-- Start Stored rows --

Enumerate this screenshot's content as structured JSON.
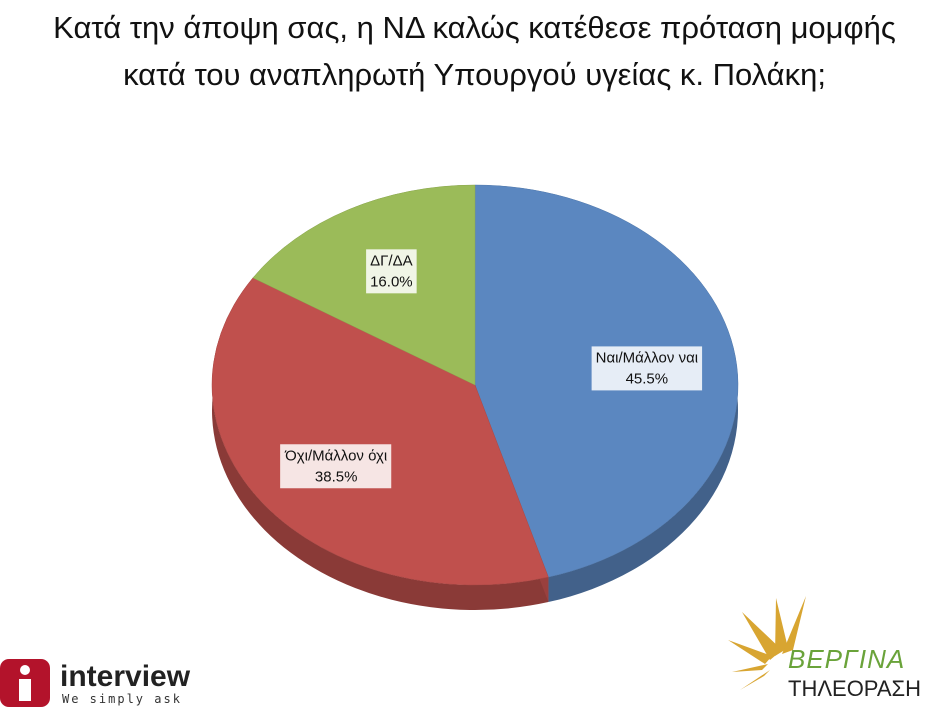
{
  "chart_data": {
    "type": "pie",
    "title": "Κατά την άποψη σας, η ΝΔ καλώς κατέθεσε πρόταση μομφής κατά του αναπληρωτή Υπουργού υγείας κ. Πολάκη;",
    "categories": [
      "Ναι/Μάλλον ναι",
      "Όχι/Μάλλον όχι",
      "ΔΓ/ΔΑ"
    ],
    "values": [
      45.5,
      38.5,
      16.0
    ],
    "value_labels": [
      "45.5%",
      "38.5%",
      "16.0%"
    ],
    "colors": [
      "#5b87c0",
      "#c0504d",
      "#9bbb59"
    ]
  },
  "footer": {
    "left_logo": {
      "name": "interview",
      "slogan": "We simply ask"
    },
    "right_logo": {
      "name": "ΒΕΡΓΙΝΑ",
      "subtitle": "ΤΗΛΕΟΡΑΣΗ"
    }
  }
}
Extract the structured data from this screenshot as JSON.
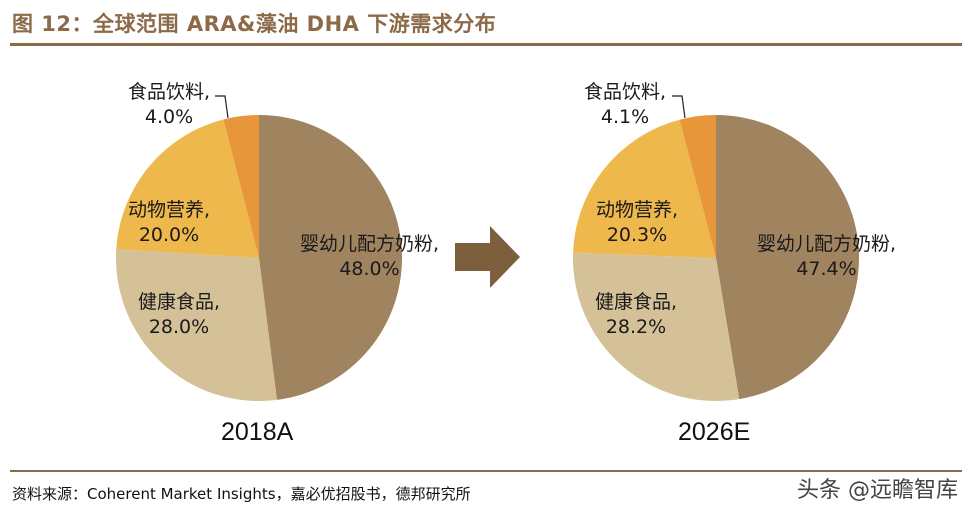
{
  "title": "图 12：全球范围 ARA&藻油 DHA 下游需求分布",
  "source": "资料来源：Coherent Market Insights，嘉必优招股书，德邦研究所",
  "watermark": "头条 @远瞻智库",
  "colors": {
    "infant": "#a0835f",
    "health": "#d4c198",
    "animal": "#eeb84c",
    "food": "#e8963a",
    "accent": "#8c6a48",
    "arrow": "#7d5f3e"
  },
  "chart_data": [
    {
      "type": "pie",
      "title": "2018A",
      "labels": [
        "婴幼儿配方奶粉,",
        "健康食品,",
        "动物营养,",
        "食品饮料,"
      ],
      "values": [
        48.0,
        28.0,
        20.0,
        4.0
      ],
      "value_labels": [
        "48.0%",
        "28.0%",
        "20.0%",
        "4.0%"
      ]
    },
    {
      "type": "pie",
      "title": "2026E",
      "labels": [
        "婴幼儿配方奶粉,",
        "健康食品,",
        "动物营养,",
        "食品饮料,"
      ],
      "values": [
        47.4,
        28.2,
        20.3,
        4.1
      ],
      "value_labels": [
        "47.4%",
        "28.2%",
        "20.3%",
        "4.1%"
      ]
    }
  ]
}
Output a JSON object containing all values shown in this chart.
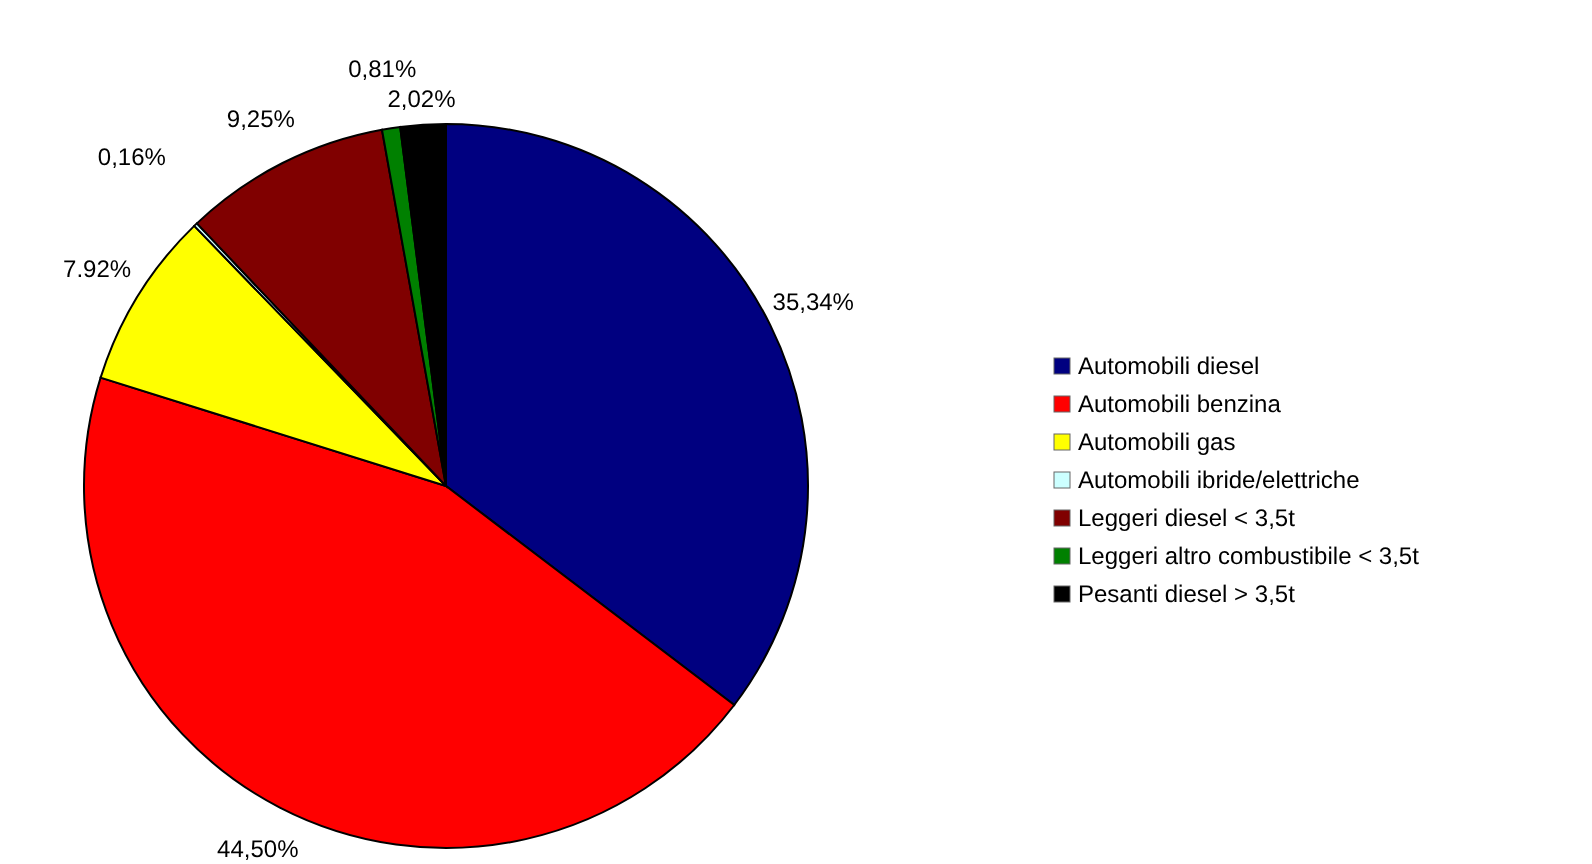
{
  "chart_data": {
    "type": "pie",
    "categories": [
      "Automobili diesel",
      "Automobili benzina",
      "Automobili gas",
      "Automobili ibride/elettriche",
      "Leggeri diesel < 3,5t",
      "Leggeri altro combustibile < 3,5t",
      "Pesanti diesel > 3,5t"
    ],
    "values": [
      35.34,
      44.5,
      7.92,
      0.16,
      9.25,
      0.81,
      2.02
    ],
    "value_labels": [
      "35,34%",
      "44,50%",
      "7.92%",
      "0,16%",
      "9,25%",
      "0,81%",
      "2,02%"
    ],
    "colors": [
      "#000080",
      "#ff0000",
      "#ffff00",
      "#ccffff",
      "#800000",
      "#008000",
      "#000000"
    ],
    "legend": "right"
  }
}
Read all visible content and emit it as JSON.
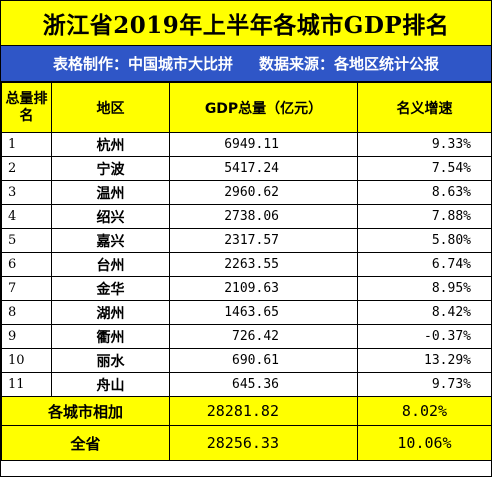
{
  "title": "浙江省2019年上半年各城市GDP排名",
  "subtitle": "表格制作：中国城市大比拼     数据来源：各地区统计公报",
  "headers": {
    "rank": "总量排名",
    "region": "地区",
    "gdp": "GDP总量（亿元）",
    "growth": "名义增速"
  },
  "rows": [
    {
      "rank": "1",
      "city": "杭州",
      "gdp": "6949.11",
      "growth": "9.33%"
    },
    {
      "rank": "2",
      "city": "宁波",
      "gdp": "5417.24",
      "growth": "7.54%"
    },
    {
      "rank": "3",
      "city": "温州",
      "gdp": "2960.62",
      "growth": "8.63%"
    },
    {
      "rank": "4",
      "city": "绍兴",
      "gdp": "2738.06",
      "growth": "7.88%"
    },
    {
      "rank": "5",
      "city": "嘉兴",
      "gdp": "2317.57",
      "growth": "5.80%"
    },
    {
      "rank": "6",
      "city": "台州",
      "gdp": "2263.55",
      "growth": "6.74%"
    },
    {
      "rank": "7",
      "city": "金华",
      "gdp": "2109.63",
      "growth": "8.95%"
    },
    {
      "rank": "8",
      "city": "湖州",
      "gdp": "1463.65",
      "growth": "8.42%"
    },
    {
      "rank": "9",
      "city": "衢州",
      "gdp": "726.42",
      "growth": "-0.37%"
    },
    {
      "rank": "10",
      "city": "丽水",
      "gdp": "690.61",
      "growth": "13.29%"
    },
    {
      "rank": "11",
      "city": "舟山",
      "gdp": "645.36",
      "growth": "9.73%"
    }
  ],
  "totals": [
    {
      "label": "各城市相加",
      "gdp": "28281.82",
      "growth": "8.02%"
    },
    {
      "label": "全省",
      "gdp": "28256.33",
      "growth": "10.06%"
    }
  ],
  "colors": {
    "title_bg": "#ffff00",
    "subtitle_bg": "#2f56c7",
    "subtitle_text": "#ffffff",
    "header_bg": "#ffff00",
    "total_bg": "#ffff00"
  }
}
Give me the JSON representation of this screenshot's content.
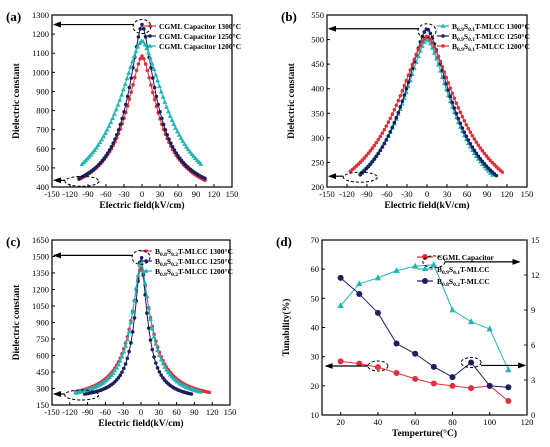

-- End Stored rows --

■ Brief ■
Search the material above for "this". Pull out each line where it shows up.

■ In response ■
Enumerate this screenshot's content as structured JSON.
Extract the structured data from this screenshot as JSON.
Output a JSON object containing all values shown in this chart.
Give me the JSON representation of this screenshot's content.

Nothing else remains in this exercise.